▶ [Stated task] Below is a block of records; repeat all of them exactly.

--- begin ---

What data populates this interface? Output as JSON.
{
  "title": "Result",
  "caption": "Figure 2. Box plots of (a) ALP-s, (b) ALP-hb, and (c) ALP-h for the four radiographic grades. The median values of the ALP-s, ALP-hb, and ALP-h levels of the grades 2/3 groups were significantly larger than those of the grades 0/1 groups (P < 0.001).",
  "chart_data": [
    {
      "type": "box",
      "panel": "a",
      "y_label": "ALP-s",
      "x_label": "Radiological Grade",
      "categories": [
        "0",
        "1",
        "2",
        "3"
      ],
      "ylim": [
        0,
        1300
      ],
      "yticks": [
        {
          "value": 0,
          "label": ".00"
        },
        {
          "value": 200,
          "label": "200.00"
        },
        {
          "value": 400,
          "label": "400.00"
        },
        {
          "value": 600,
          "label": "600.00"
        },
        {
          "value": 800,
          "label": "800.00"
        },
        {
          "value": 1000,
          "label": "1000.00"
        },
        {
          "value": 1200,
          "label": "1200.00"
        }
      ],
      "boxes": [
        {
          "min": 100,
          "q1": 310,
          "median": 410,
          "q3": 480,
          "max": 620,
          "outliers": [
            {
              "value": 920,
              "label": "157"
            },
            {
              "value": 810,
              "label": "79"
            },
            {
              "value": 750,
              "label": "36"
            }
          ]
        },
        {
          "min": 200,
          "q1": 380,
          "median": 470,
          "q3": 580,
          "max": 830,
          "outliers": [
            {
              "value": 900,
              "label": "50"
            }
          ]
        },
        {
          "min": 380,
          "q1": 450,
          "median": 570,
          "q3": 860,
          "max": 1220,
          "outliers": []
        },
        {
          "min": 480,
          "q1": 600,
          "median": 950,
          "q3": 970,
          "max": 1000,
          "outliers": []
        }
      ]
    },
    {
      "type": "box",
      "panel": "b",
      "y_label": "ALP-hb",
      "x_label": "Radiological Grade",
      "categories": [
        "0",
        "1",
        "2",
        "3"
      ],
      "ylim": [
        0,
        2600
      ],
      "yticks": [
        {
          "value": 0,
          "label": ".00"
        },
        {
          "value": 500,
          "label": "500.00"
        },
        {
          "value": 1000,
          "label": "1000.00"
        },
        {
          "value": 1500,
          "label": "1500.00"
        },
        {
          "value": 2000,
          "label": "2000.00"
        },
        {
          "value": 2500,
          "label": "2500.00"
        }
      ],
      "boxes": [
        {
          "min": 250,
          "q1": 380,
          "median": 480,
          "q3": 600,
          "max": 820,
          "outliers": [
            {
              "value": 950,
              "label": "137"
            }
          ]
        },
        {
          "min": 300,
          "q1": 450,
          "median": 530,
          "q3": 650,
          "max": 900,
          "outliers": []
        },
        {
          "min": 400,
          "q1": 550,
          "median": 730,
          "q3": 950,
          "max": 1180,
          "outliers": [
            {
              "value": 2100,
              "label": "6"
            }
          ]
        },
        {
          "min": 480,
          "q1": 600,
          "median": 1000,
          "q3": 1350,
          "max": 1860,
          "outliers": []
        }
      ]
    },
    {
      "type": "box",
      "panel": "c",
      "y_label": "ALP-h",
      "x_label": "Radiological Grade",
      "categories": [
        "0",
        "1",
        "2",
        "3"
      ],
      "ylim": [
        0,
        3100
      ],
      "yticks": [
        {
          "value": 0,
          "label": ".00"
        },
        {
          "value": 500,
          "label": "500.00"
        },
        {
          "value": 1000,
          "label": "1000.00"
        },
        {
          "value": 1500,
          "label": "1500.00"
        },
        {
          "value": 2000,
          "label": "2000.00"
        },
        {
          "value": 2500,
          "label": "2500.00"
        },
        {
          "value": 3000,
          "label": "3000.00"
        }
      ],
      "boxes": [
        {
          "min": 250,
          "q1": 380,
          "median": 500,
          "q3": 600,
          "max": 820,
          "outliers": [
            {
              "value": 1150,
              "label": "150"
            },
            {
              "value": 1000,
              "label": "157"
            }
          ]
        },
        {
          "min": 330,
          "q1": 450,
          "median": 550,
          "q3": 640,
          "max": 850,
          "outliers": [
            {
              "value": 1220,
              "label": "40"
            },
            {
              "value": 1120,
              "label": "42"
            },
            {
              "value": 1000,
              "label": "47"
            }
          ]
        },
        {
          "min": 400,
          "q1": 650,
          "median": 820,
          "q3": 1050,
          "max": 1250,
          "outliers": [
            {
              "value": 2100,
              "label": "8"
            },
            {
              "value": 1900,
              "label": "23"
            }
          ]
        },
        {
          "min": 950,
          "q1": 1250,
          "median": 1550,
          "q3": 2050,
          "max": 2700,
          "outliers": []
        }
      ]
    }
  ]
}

--- end ---

▶ [Answer to this problem]
What data populates this interface? Output as JSON.
{
  "title": "Result",
  "caption": "Figure 2. Box plots of (a) ALP-s, (b) ALP-hb, and (c) ALP-h for the four radiographic grades. The median values of the ALP-s, ALP-hb, and ALP-h levels of the grades 2/3 groups were significantly larger than those of the grades 0/1 groups (P < 0.001).",
  "chart_data": [
    {
      "type": "box",
      "panel": "a",
      "y_label": "ALP-s",
      "x_label": "Radiological Grade",
      "categories": [
        "0",
        "1",
        "2",
        "3"
      ],
      "ylim": [
        0,
        1300
      ],
      "yticks": [
        {
          "value": 0,
          "label": ".00"
        },
        {
          "value": 200,
          "label": "200.00"
        },
        {
          "value": 400,
          "label": "400.00"
        },
        {
          "value": 600,
          "label": "600.00"
        },
        {
          "value": 800,
          "label": "800.00"
        },
        {
          "value": 1000,
          "label": "1000.00"
        },
        {
          "value": 1200,
          "label": "1200.00"
        }
      ],
      "boxes": [
        {
          "min": 100,
          "q1": 310,
          "median": 410,
          "q3": 480,
          "max": 620,
          "outliers": [
            {
              "value": 920,
              "label": "157"
            },
            {
              "value": 810,
              "label": "79"
            },
            {
              "value": 750,
              "label": "36"
            }
          ]
        },
        {
          "min": 200,
          "q1": 380,
          "median": 470,
          "q3": 580,
          "max": 830,
          "outliers": [
            {
              "value": 900,
              "label": "50"
            }
          ]
        },
        {
          "min": 380,
          "q1": 450,
          "median": 570,
          "q3": 860,
          "max": 1220,
          "outliers": []
        },
        {
          "min": 480,
          "q1": 600,
          "median": 950,
          "q3": 970,
          "max": 1000,
          "outliers": []
        }
      ]
    },
    {
      "type": "box",
      "panel": "b",
      "y_label": "ALP-hb",
      "x_label": "Radiological Grade",
      "categories": [
        "0",
        "1",
        "2",
        "3"
      ],
      "ylim": [
        0,
        2600
      ],
      "yticks": [
        {
          "value": 0,
          "label": ".00"
        },
        {
          "value": 500,
          "label": "500.00"
        },
        {
          "value": 1000,
          "label": "1000.00"
        },
        {
          "value": 1500,
          "label": "1500.00"
        },
        {
          "value": 2000,
          "label": "2000.00"
        },
        {
          "value": 2500,
          "label": "2500.00"
        }
      ],
      "boxes": [
        {
          "min": 250,
          "q1": 380,
          "median": 480,
          "q3": 600,
          "max": 820,
          "outliers": [
            {
              "value": 950,
              "label": "137"
            }
          ]
        },
        {
          "min": 300,
          "q1": 450,
          "median": 530,
          "q3": 650,
          "max": 900,
          "outliers": []
        },
        {
          "min": 400,
          "q1": 550,
          "median": 730,
          "q3": 950,
          "max": 1180,
          "outliers": [
            {
              "value": 2100,
              "label": "6"
            }
          ]
        },
        {
          "min": 480,
          "q1": 600,
          "median": 1000,
          "q3": 1350,
          "max": 1860,
          "outliers": []
        }
      ]
    },
    {
      "type": "box",
      "panel": "c",
      "y_label": "ALP-h",
      "x_label": "Radiological Grade",
      "categories": [
        "0",
        "1",
        "2",
        "3"
      ],
      "ylim": [
        0,
        3100
      ],
      "yticks": [
        {
          "value": 0,
          "label": ".00"
        },
        {
          "value": 500,
          "label": "500.00"
        },
        {
          "value": 1000,
          "label": "1000.00"
        },
        {
          "value": 1500,
          "label": "1500.00"
        },
        {
          "value": 2000,
          "label": "2000.00"
        },
        {
          "value": 2500,
          "label": "2500.00"
        },
        {
          "value": 3000,
          "label": "3000.00"
        }
      ],
      "boxes": [
        {
          "min": 250,
          "q1": 380,
          "median": 500,
          "q3": 600,
          "max": 820,
          "outliers": [
            {
              "value": 1150,
              "label": "150"
            },
            {
              "value": 1000,
              "label": "157"
            }
          ]
        },
        {
          "min": 330,
          "q1": 450,
          "median": 550,
          "q3": 640,
          "max": 850,
          "outliers": [
            {
              "value": 1220,
              "label": "40"
            },
            {
              "value": 1120,
              "label": "42"
            },
            {
              "value": 1000,
              "label": "47"
            }
          ]
        },
        {
          "min": 400,
          "q1": 650,
          "median": 820,
          "q3": 1050,
          "max": 1250,
          "outliers": [
            {
              "value": 2100,
              "label": "8"
            },
            {
              "value": 1900,
              "label": "23"
            }
          ]
        },
        {
          "min": 950,
          "q1": 1250,
          "median": 1550,
          "q3": 2050,
          "max": 2700,
          "outliers": []
        }
      ]
    }
  ]
}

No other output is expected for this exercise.